• **Your task**: Omit the images, then print each record below exactly as it reads.

(Records about charts and figures)

(begin)

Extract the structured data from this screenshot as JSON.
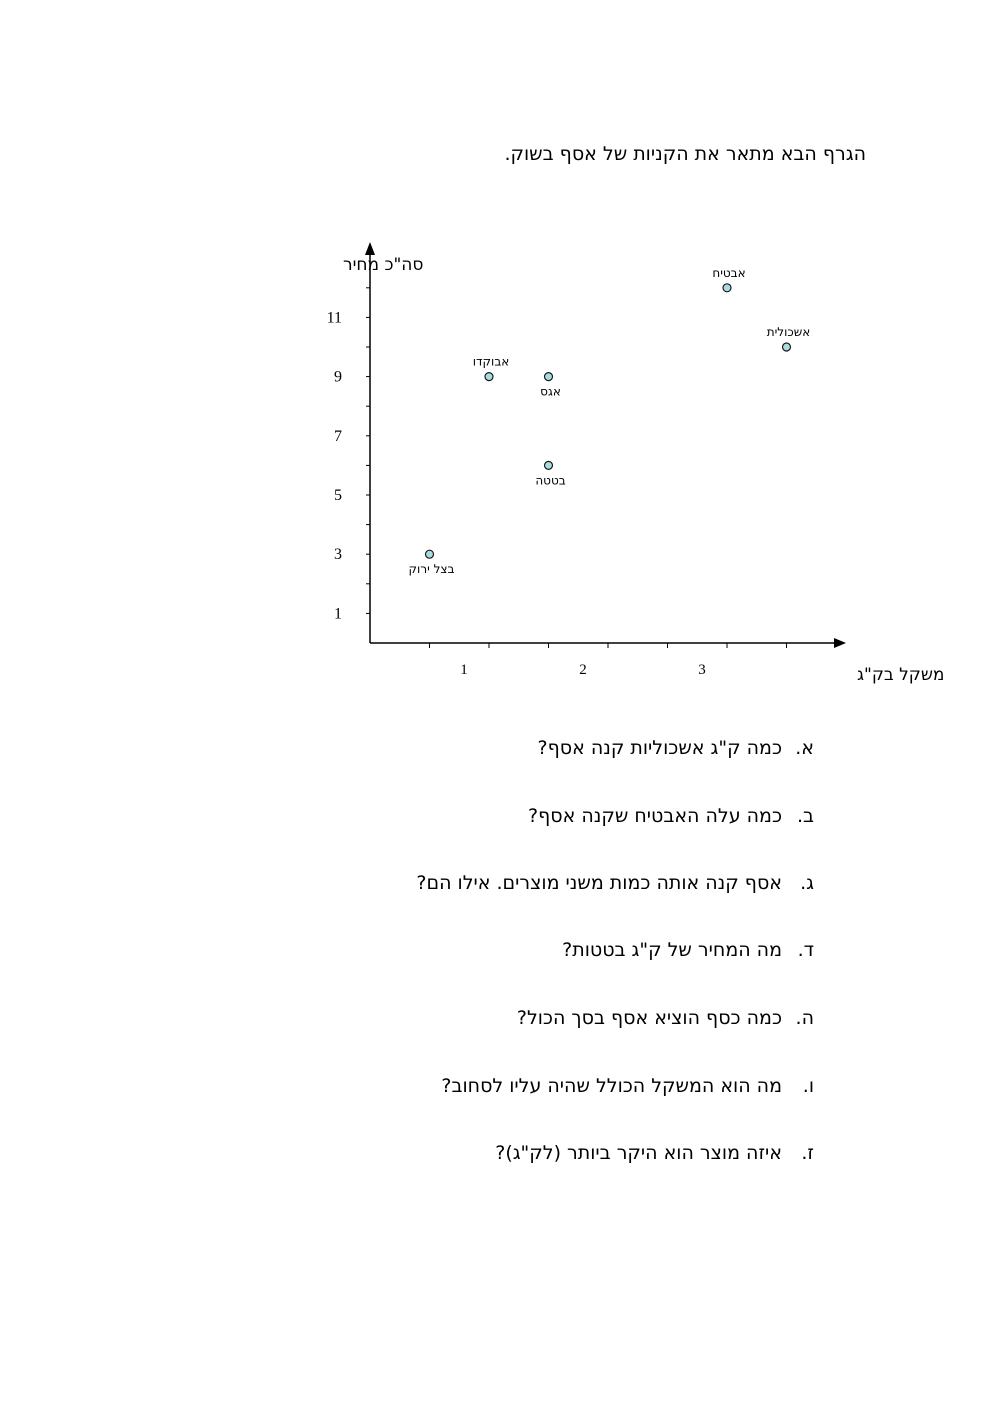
{
  "intro": "הגרף הבא מתאר את הקניות של אסף בשוק.",
  "chart_data": {
    "type": "scatter",
    "title": "",
    "xlabel": "משקל בק\"ג",
    "ylabel": "סה\"כ מחיר",
    "xlim": [
      0,
      4
    ],
    "ylim": [
      0,
      13
    ],
    "x_tick_step": 0.5,
    "y_tick_step": 1,
    "x_tick_labels": [
      {
        "value": 1,
        "label": "1"
      },
      {
        "value": 2,
        "label": "2"
      },
      {
        "value": 3,
        "label": "3"
      }
    ],
    "y_tick_labels": [
      {
        "value": 1,
        "label": "1"
      },
      {
        "value": 3,
        "label": "3"
      },
      {
        "value": 5,
        "label": "5"
      },
      {
        "value": 7,
        "label": "7"
      },
      {
        "value": 9,
        "label": "9"
      },
      {
        "value": 11,
        "label": "11"
      }
    ],
    "grid": false,
    "marker_fill": "#a8dce0",
    "marker_stroke": "#1a1a1a",
    "points": [
      {
        "label": "בצל ירוק",
        "x": 0.5,
        "y": 3,
        "label_pos": "below"
      },
      {
        "label": "אבוקדו",
        "x": 1,
        "y": 9,
        "label_pos": "above"
      },
      {
        "label": "אגס",
        "x": 1.5,
        "y": 9,
        "label_pos": "below"
      },
      {
        "label": "בטטה",
        "x": 1.5,
        "y": 6,
        "label_pos": "below"
      },
      {
        "label": "אבטיח",
        "x": 3,
        "y": 12,
        "label_pos": "above"
      },
      {
        "label": "אשכולית",
        "x": 3.5,
        "y": 10,
        "label_pos": "above"
      }
    ]
  },
  "questions": [
    {
      "letter": "א.",
      "text": "כמה ק\"ג אשכוליות קנה אסף?"
    },
    {
      "letter": "ב.",
      "text": "כמה עלה האבטיח שקנה אסף?"
    },
    {
      "letter": "ג.",
      "text": "אסף קנה אותה כמות משני מוצרים. אילו הם?"
    },
    {
      "letter": "ד.",
      "text": "מה המחיר של ק\"ג בטטות?"
    },
    {
      "letter": "ה.",
      "text": "כמה כסף הוציא אסף בסך הכול?"
    },
    {
      "letter": "ו.",
      "text": "מה הוא המשקל הכולל שהיה עליו לסחוב?"
    },
    {
      "letter": "ז.",
      "text": "איזה מוצר הוא היקר ביותר (לק\"ג)?"
    }
  ]
}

(end)

• **Reply**:
Extract the structured data from this screenshot as JSON.
{
  "intro": "הגרף הבא מתאר את הקניות של אסף בשוק.",
  "chart_data": {
    "type": "scatter",
    "title": "",
    "xlabel": "משקל בק\"ג",
    "ylabel": "סה\"כ מחיר",
    "xlim": [
      0,
      4
    ],
    "ylim": [
      0,
      13
    ],
    "x_tick_step": 0.5,
    "y_tick_step": 1,
    "x_tick_labels": [
      {
        "value": 1,
        "label": "1"
      },
      {
        "value": 2,
        "label": "2"
      },
      {
        "value": 3,
        "label": "3"
      }
    ],
    "y_tick_labels": [
      {
        "value": 1,
        "label": "1"
      },
      {
        "value": 3,
        "label": "3"
      },
      {
        "value": 5,
        "label": "5"
      },
      {
        "value": 7,
        "label": "7"
      },
      {
        "value": 9,
        "label": "9"
      },
      {
        "value": 11,
        "label": "11"
      }
    ],
    "grid": false,
    "marker_fill": "#a8dce0",
    "marker_stroke": "#1a1a1a",
    "points": [
      {
        "label": "בצל ירוק",
        "x": 0.5,
        "y": 3,
        "label_pos": "below"
      },
      {
        "label": "אבוקדו",
        "x": 1,
        "y": 9,
        "label_pos": "above"
      },
      {
        "label": "אגס",
        "x": 1.5,
        "y": 9,
        "label_pos": "below"
      },
      {
        "label": "בטטה",
        "x": 1.5,
        "y": 6,
        "label_pos": "below"
      },
      {
        "label": "אבטיח",
        "x": 3,
        "y": 12,
        "label_pos": "above"
      },
      {
        "label": "אשכולית",
        "x": 3.5,
        "y": 10,
        "label_pos": "above"
      }
    ]
  },
  "questions": [
    {
      "letter": "א.",
      "text": "כמה ק\"ג אשכוליות קנה אסף?"
    },
    {
      "letter": "ב.",
      "text": "כמה עלה האבטיח שקנה אסף?"
    },
    {
      "letter": "ג.",
      "text": "אסף קנה אותה כמות משני מוצרים. אילו הם?"
    },
    {
      "letter": "ד.",
      "text": "מה המחיר של ק\"ג בטטות?"
    },
    {
      "letter": "ה.",
      "text": "כמה כסף הוציא אסף בסך הכול?"
    },
    {
      "letter": "ו.",
      "text": "מה הוא המשקל הכולל שהיה עליו לסחוב?"
    },
    {
      "letter": "ז.",
      "text": "איזה מוצר הוא היקר ביותר (לק\"ג)?"
    }
  ]
}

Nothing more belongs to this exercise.